Text extract >>
·····

# Pinching question?



## ray jay (Jun 28, 2009)

Hi Guy and Gals, I have some Indica plants growing outside. There 3' tall right now. I pinched them, will this keep the from growing any higher? If not how big does a Indica plant usually get to be? Thanks in advance.


----------



## phatpharmer (Jun 28, 2009)

By pinching do you mean just bruising the stem by "pinching it" or do you mean topping where you cut the top right off? The reason I ask is in my neck of the woods pinching is the same as topping! But I no some people consider them 2 different things! I think either way you'll stop vertical growth until the plant recovers and then you'd have to repeat the process!

                                   Phatpharmer


----------



## jmansweed (Jun 28, 2009)

Most indicas are relatively short. Pinching or topping the plant will slow initial growth immedeatly but will stress the plant some and can postpone finishing time. This practice is popular however and tends to force the plant to move growth hormones into the branches of the plant creating a bushier structure. If your strain contains any sativa blended into it very well could get large on you depending on it's growth stage. I've found topping and pinching earlier typically have better results. Good luck.


----------



## Terminal Head Clearance (Jun 28, 2009)

·····

Provided entries >>
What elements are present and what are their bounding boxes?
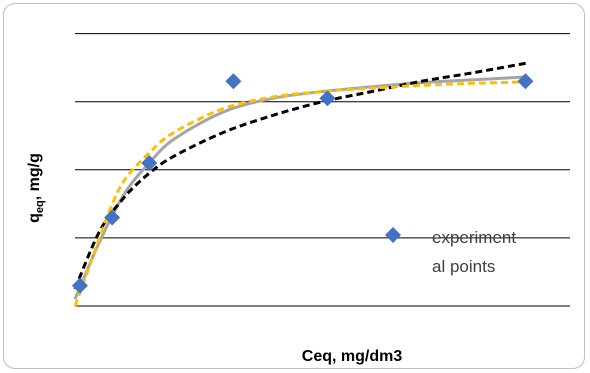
legend-marker (385, 227, 401, 243)
fitted-curves (73, 61, 528, 307)
data-point (141, 155, 158, 171)
legend-label-line1: experiment (432, 228, 516, 247)
data-point (319, 90, 336, 107)
fit-curve-black (73, 61, 528, 290)
y-axis-title-main: q (26, 213, 43, 223)
legend-label-line2: al points (432, 257, 495, 276)
y-axis-title-subscript: eq (34, 200, 46, 213)
chart-frame (3, 3, 585, 369)
data-point (104, 209, 121, 226)
legend: experiment al points (385, 227, 516, 276)
y-axis-title-rest: , mg/g (26, 153, 43, 200)
data-point (225, 73, 242, 90)
data-point (517, 73, 534, 90)
data-point (71, 277, 88, 294)
fit-curve-yellow (73, 79, 528, 307)
gridlines (75, 33, 570, 307)
data-points (71, 73, 534, 294)
x-axis-title: Ceq, mg/dm3 (302, 348, 403, 365)
y-axis-title: qeq, mg/g (26, 153, 46, 223)
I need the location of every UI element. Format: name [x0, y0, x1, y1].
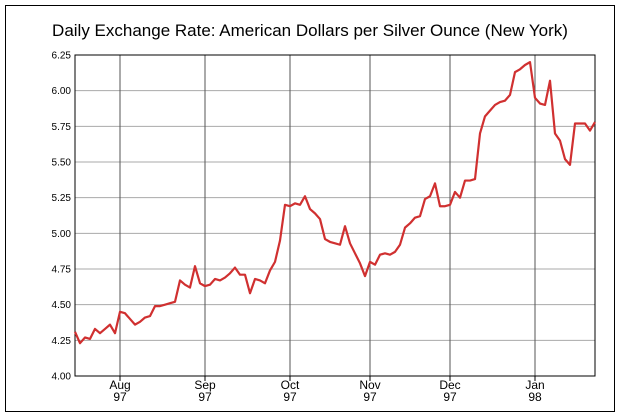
x-tick-label: Jan 98	[525, 378, 545, 404]
y-tick-label: 5.25	[52, 193, 72, 204]
y-tick-label: 6.25	[52, 51, 72, 62]
y-tick-label: 6.00	[52, 86, 72, 97]
x-tick-label: Nov 97	[359, 378, 381, 404]
y-tick-label: 5.00	[52, 229, 72, 240]
y-tick-label: 4.50	[52, 300, 72, 311]
y-tick-label: 5.50	[52, 158, 72, 169]
x-tick-label: Oct 97	[280, 378, 300, 404]
y-tick-label: 4.25	[52, 336, 72, 347]
data-line	[73, 61, 596, 345]
y-tick-label: 4.00	[52, 372, 72, 383]
x-tick-label: Dec 97	[439, 378, 461, 404]
plot-area	[75, 55, 595, 376]
x-tick-label: Sep 97	[194, 378, 216, 404]
chart-title: Daily Exchange Rate: American Dollars pe…	[52, 21, 568, 40]
y-tick-label: 4.75	[52, 265, 72, 276]
plot-border	[74, 54, 596, 377]
y-tick-label: 5.75	[52, 122, 72, 133]
x-tick-label: Aug 97	[109, 378, 131, 404]
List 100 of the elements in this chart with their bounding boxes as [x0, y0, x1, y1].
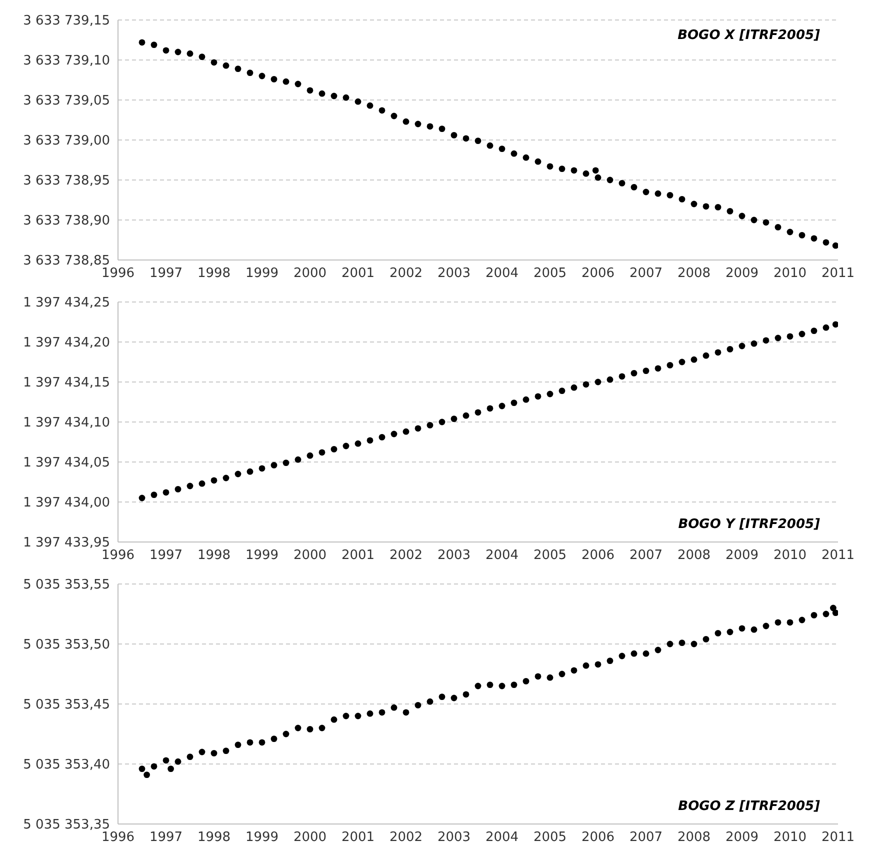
y-tick-label: 1 397 434,25: [23, 296, 110, 311]
x-tick-label: 2000: [293, 266, 327, 282]
point: [546, 390, 554, 398]
point: [738, 342, 746, 350]
point: [402, 428, 410, 435]
point: [378, 434, 386, 440]
point: [690, 356, 698, 363]
point: [450, 416, 458, 422]
point: [150, 492, 158, 498]
point: [330, 446, 338, 452]
text: BOGO Y [ITRF2005]: [678, 517, 820, 532]
point: [750, 340, 758, 347]
point: [822, 324, 830, 331]
x-tick-label: 2008: [677, 548, 711, 564]
x-tick-label: 2008: [677, 266, 711, 282]
text: BOGO Z [ITRF2005]: [678, 799, 820, 814]
point: [582, 381, 590, 388]
point: [282, 460, 290, 466]
point: [306, 452, 314, 459]
point: [654, 365, 662, 372]
point: [606, 376, 614, 383]
x-tick-label: 2009: [725, 548, 759, 564]
point: [174, 486, 182, 492]
x-tick-label: 2001: [341, 266, 375, 282]
x-tick-label: 2007: [629, 548, 663, 564]
x-tick-label: 2004: [485, 830, 519, 846]
point: [630, 370, 638, 376]
point: [702, 352, 710, 359]
point: [186, 482, 194, 490]
x-tick-label: 2005: [533, 830, 567, 846]
y-tick-label: 3 633 738,85: [23, 254, 110, 269]
point: [414, 425, 422, 432]
point: [438, 418, 446, 426]
point: [522, 396, 530, 403]
x-tick-label: 1999: [245, 548, 279, 564]
x-tick-label: 1999: [245, 830, 279, 846]
point: [678, 358, 686, 366]
point: [462, 412, 470, 419]
x-tick-label: 2000: [293, 548, 327, 564]
x-tick-label: 1996: [101, 830, 135, 846]
x-tick-label: 2000: [293, 830, 327, 846]
point: [810, 328, 818, 334]
point: [294, 456, 302, 463]
y-tick-label: 1 397 434,05: [23, 456, 110, 471]
point: [786, 333, 794, 340]
point: [210, 477, 218, 484]
x-tick-label: 2002: [389, 830, 423, 846]
x-tick-label: 1997: [149, 548, 183, 564]
point: [138, 494, 146, 502]
point: [726, 346, 734, 352]
y-tick-label: 1 397 434,10: [23, 416, 110, 431]
point: [558, 388, 566, 394]
point: [498, 402, 506, 410]
point: [486, 405, 494, 412]
y-tick-label: 3 633 738,90: [23, 214, 110, 229]
x-tick-label: 1996: [101, 548, 135, 564]
x-tick-label: 2002: [389, 266, 423, 282]
y-tick-label: 5 035 353,55: [23, 578, 110, 593]
point: [162, 489, 170, 496]
point: [270, 462, 278, 468]
y-tick-label: 3 633 739,10: [23, 54, 110, 69]
point: [198, 480, 206, 487]
x-tick-label: 2004: [485, 548, 519, 564]
point: [258, 465, 266, 472]
x-tick-label: 2010: [773, 548, 807, 564]
point: [510, 400, 518, 406]
point: [570, 384, 578, 391]
x-tick-label: 2006: [581, 830, 615, 846]
y-tick-label: 3 633 739,00: [23, 134, 110, 149]
x-tick-label: 1997: [149, 830, 183, 846]
x-tick-label: 2007: [629, 830, 663, 846]
point: [714, 349, 722, 356]
x-tick-label: 2011: [821, 830, 855, 846]
y-tick-label: 3 633 739,15: [23, 14, 110, 29]
y-tick-label: 5 035 353,35: [23, 818, 110, 833]
x-tick-label: 1998: [197, 266, 231, 282]
x-tick-label: 2007: [629, 266, 663, 282]
point: [618, 373, 626, 380]
x-tick-label: 2006: [581, 266, 615, 282]
y-tick-label: 5 035 353,40: [23, 758, 110, 773]
y-tick-label: 5 035 353,50: [23, 638, 110, 653]
x-tick-label: 2001: [341, 830, 375, 846]
point: [762, 337, 770, 344]
x-tick-label: 2003: [437, 548, 471, 564]
point: [246, 468, 254, 475]
x-tick-label: 2005: [533, 548, 567, 564]
y-tick-label: 5 035 353,45: [23, 698, 110, 713]
y-tick-label: 1 397 434,20: [23, 336, 110, 351]
text: BOGO X [ITRF2005]: [678, 28, 820, 43]
point: [318, 449, 326, 456]
point: [474, 409, 482, 416]
point: [832, 321, 838, 328]
x-tick-label: 2011: [821, 548, 855, 564]
x-tick-label: 2004: [485, 266, 519, 282]
x-tick-label: 1998: [197, 830, 231, 846]
point: [594, 378, 602, 386]
x-tick-label: 2001: [341, 548, 375, 564]
x-tick-label: 2010: [773, 266, 807, 282]
x-tick-label: 2006: [581, 548, 615, 564]
x-tick-label: 2010: [773, 830, 807, 846]
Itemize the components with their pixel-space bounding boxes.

·····

Task instructions >>
**a.** In the records, take the part that opens with the line containing "legend-marker (385, 227, 401, 243)" and closes with the line containing "data-point (71, 277, 88, 294)", and write it out again with "chart-frame" changed to "chart-border", leaving everything else the same.
**b.** Carry on the forum thread about pinching outdoor Indica plants from the point where it stops.
The forum thread and the records have no connection to each other.

Response list >>
**a.**
legend-marker (385, 227, 401, 243)
fitted-curves (73, 61, 528, 307)
data-point (141, 155, 158, 171)
legend-label-line1: experiment (432, 228, 516, 247)
data-point (319, 90, 336, 107)
fit-curve-black (73, 61, 528, 290)
y-axis-title-main: q (26, 213, 43, 223)
legend-label-line2: al points (432, 257, 495, 276)
y-axis-title-subscript: eq (34, 200, 46, 213)
chart-border (3, 3, 585, 369)
data-point (104, 209, 121, 226)
legend: experiment al points (385, 227, 516, 276)
y-axis-title-rest: , mg/g (26, 153, 43, 200)
data-point (225, 73, 242, 90)
data-point (517, 73, 534, 90)
data-point (71, 277, 88, 294)

**b.**
Pinching off the top of any marijuana plant sativa or indica will cause it to be shorter and branch out.

Height and size depends on:

1. breed
2. how long you veg
3. size of container

I like mine around 2 to 3 feet but I have learned I can make them grow as high or low as I want them.

Sativas grow 6 to 10 feet easy in closet.. Yes .. trust me. I know this.. learning curve involved.

Outside in say um..  Australia?  they can grow larger than most residential buildings... hugh


sorry, can't be more specific.


----------



## 4u2sm0ke (Jun 29, 2009)

ray jay said:
			
		

> Hi Guy and Gals, I have some Indica plants growing outside. There 3' tall right now. I pinched them, will this keep the from growing any higher? If not how big does a Indica plant usually get to be? Thanks in advance.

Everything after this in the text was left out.